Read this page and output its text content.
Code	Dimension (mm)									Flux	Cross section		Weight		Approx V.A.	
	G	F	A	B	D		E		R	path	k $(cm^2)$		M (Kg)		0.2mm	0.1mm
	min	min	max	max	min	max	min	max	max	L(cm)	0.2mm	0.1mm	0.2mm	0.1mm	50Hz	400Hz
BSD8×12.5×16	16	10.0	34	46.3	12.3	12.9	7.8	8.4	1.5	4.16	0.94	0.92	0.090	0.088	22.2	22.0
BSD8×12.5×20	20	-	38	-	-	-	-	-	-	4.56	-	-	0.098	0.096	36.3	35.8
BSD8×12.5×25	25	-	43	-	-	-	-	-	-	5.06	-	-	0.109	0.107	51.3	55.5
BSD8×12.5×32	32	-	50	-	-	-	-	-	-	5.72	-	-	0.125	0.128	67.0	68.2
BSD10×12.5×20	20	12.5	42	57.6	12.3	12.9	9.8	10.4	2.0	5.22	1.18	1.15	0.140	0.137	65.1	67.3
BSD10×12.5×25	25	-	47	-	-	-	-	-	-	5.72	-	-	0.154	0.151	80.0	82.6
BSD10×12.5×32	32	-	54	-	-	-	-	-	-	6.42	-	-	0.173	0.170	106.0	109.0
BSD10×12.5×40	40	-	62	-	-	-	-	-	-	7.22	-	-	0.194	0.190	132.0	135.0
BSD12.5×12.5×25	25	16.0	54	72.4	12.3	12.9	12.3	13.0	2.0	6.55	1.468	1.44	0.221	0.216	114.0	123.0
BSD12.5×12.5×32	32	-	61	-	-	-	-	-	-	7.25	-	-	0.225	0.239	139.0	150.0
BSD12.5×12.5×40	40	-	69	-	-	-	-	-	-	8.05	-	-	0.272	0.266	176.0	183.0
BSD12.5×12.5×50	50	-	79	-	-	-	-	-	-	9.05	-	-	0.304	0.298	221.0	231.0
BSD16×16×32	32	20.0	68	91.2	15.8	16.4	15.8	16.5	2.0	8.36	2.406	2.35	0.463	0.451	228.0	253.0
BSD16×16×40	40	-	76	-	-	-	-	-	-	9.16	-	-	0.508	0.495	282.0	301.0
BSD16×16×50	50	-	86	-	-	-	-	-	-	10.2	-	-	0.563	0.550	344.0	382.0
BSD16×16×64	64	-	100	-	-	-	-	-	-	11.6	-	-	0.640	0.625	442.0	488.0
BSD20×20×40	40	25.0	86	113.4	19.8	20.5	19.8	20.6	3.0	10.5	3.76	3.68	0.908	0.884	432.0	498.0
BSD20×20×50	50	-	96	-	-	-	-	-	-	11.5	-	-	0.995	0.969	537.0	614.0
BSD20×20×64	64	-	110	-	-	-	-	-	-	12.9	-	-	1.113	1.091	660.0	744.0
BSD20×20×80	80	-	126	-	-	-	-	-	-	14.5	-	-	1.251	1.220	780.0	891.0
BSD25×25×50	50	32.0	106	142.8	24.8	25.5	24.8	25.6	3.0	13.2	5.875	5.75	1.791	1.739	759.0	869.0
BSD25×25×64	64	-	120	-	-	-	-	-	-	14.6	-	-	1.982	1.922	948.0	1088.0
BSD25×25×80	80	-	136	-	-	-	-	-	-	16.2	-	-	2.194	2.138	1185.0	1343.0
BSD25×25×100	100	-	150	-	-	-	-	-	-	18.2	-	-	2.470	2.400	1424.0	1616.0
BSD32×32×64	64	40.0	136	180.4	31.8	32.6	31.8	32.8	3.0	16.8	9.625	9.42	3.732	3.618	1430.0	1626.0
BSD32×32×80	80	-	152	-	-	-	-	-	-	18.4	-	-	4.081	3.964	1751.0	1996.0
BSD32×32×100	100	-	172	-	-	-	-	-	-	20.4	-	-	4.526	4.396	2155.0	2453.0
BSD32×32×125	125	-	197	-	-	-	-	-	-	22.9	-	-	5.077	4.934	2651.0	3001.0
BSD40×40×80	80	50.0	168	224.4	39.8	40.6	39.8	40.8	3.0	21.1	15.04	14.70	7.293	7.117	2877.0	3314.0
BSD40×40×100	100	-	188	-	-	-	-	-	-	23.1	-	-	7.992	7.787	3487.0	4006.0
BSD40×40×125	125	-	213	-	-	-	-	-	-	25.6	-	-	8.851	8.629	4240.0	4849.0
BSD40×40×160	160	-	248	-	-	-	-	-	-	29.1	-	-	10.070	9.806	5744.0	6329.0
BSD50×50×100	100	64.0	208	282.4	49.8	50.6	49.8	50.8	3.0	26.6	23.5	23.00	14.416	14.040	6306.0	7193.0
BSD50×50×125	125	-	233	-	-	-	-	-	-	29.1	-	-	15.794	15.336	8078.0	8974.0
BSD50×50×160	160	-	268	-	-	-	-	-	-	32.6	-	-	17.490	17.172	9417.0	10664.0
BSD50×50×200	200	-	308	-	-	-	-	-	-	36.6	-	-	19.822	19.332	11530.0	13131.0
=====
Please reproduce every line of the material word for word.

→ Answer to this problem
Read this page and output its text content.
Code	Dimension (mm)									Flux	Cross section		Weight		Approx V.A.	
	G	F	A	B	D		E		R	path	k $(cm^2)$		M (Kg)		0.2mm	0.1mm
	min	min	max	max	min	max	min	max	max	L(cm)	0.2mm	0.1mm	0.2mm	0.1mm	50Hz	400Hz
BSD8×12.5×16	16	10.0	34	46.3	12.3	12.9	7.8	8.4	1.5	4.16	0.94	0.92	0.090	0.088	22.2	22.0
BSD8×12.5×20	20	-	38	-	-	-	-	-	-	4.56	-	-	0.098	0.096	36.3	35.8
BSD8×12.5×25	25	-	43	-	-	-	-	-	-	5.06	-	-	0.109	0.107	51.3	55.5
BSD8×12.5×32	32	-	50	-	-	-	-	-	-	5.72	-	-	0.125	0.128	67.0	68.2
BSD10×12.5×20	20	12.5	42	57.6	12.3	12.9	9.8	10.4	2.0	5.22	1.18	1.15	0.140	0.137	65.1	67.3
BSD10×12.5×25	25	-	47	-	-	-	-	-	-	5.72	-	-	0.154	0.151	80.0	82.6
BSD10×12.5×32	32	-	54	-	-	-	-	-	-	6.42	-	-	0.173	0.170	106.0	109.0
BSD10×12.5×40	40	-	62	-	-	-	-	-	-	7.22	-	-	0.194	0.190	132.0	135.0
BSD12.5×12.5×25	25	16.0	54	72.4	12.3	12.9	12.3	13.0	2.0	6.55	1.468	1.44	0.221	0.216	114.0	123.0
BSD12.5×12.5×32	32	-	61	-	-	-	-	-	-	7.25	-	-	0.225	0.239	139.0	150.0
BSD12.5×12.5×40	40	-	69	-	-	-	-	-	-	8.05	-	-	0.272	0.266	176.0	183.0
BSD12.5×12.5×50	50	-	79	-	-	-	-	-	-	9.05	-	-	0.304	0.298	221.0	231.0
BSD16×16×32	32	20.0	68	91.2	15.8	16.4	15.8	16.5	2.0	8.36	2.406	2.35	0.463	0.451	228.0	253.0
BSD16×16×40	40	-	76	-	-	-	-	-	-	9.16	-	-	0.508	0.495	282.0	301.0
BSD16×16×50	50	-	86	-	-	-	-	-	-	10.2	-	-	0.563	0.550	344.0	382.0
BSD16×16×64	64	-	100	-	-	-	-	-	-	11.6	-	-	0.640	0.625	442.0	488.0
BSD20×20×40	40	25.0	86	113.4	19.8	20.5	19.8	20.6	3.0	10.5	3.76	3.68	0.908	0.884	432.0	498.0
BSD20×20×50	50	-	96	-	-	-	-	-	-	11.5	-	-	0.995	0.969	537.0	614.0
BSD20×20×64	64	-	110	-	-	-	-	-	-	12.9	-	-	1.113	1.091	660.0	744.0
BSD20×20×80	80	-	126	-	-	-	-	-	-	14.5	-	-	1.251	1.220	780.0	891.0
BSD25×25×50	50	32.0	106	142.8	24.8	25.5	24.8	25.6	3.0	13.2	5.875	5.75	1.791	1.739	759.0	869.0
BSD25×25×64	64	-	120	-	-	-	-	-	-	14.6	-	-	1.982	1.922	948.0	1088.0
BSD25×25×80	80	-	136	-	-	-	-	-	-	16.2	-	-	2.194	2.138	1185.0	1343.0
BSD25×25×100	100	-	150	-	-	-	-	-	-	18.2	-	-	2.470	2.400	1424.0	1616.0
BSD32×32×64	64	40.0	136	180.4	31.8	32.6	31.8	32.8	3.0	16.8	9.625	9.42	3.732	3.618	1430.0	1626.0
BSD32×32×80	80	-	152	-	-	-	-	-	-	18.4	-	-	4.081	3.964	1751.0	1996.0
BSD32×32×100	100	-	172	-	-	-	-	-	-	20.4	-	-	4.526	4.396	2155.0	2453.0
BSD32×32×125	125	-	197	-	-	-	-	-	-	22.9	-	-	5.077	4.934	2651.0	3001.0
BSD40×40×80	80	50.0	168	224.4	39.8	40.6	39.8	40.8	3.0	21.1	15.04	14.70	7.293	7.117	2877.0	3314.0
BSD40×40×100	100	-	188	-	-	-	-	-	-	23.1	-	-	7.992	7.787	3487.0	4006.0
BSD40×40×125	125	-	213	-	-	-	-	-	-	25.6	-	-	8.851	8.629	4240.0	4849.0
BSD40×40×160	160	-	248	-	-	-	-	-	-	29.1	-	-	10.070	9.806	5744.0	6329.0
BSD50×50×100	100	64.0	208	282.4	49.8	50.6	49.8	50.8	3.0	26.6	23.5	23.00	14.416	14.040	6306.0	7193.0
BSD50×50×125	125	-	233	-	-	-	-	-	-	29.1	-	-	15.794	15.336	8078.0	8974.0
BSD50×50×160	160	-	268	-	-	-	-	-	-	32.6	-	-	17.490	17.172	9417.0	10664.0
BSD50×50×200	200	-	308	-	-	-	-	-	-	36.6	-	-	19.822	19.332	11530.0	13131.0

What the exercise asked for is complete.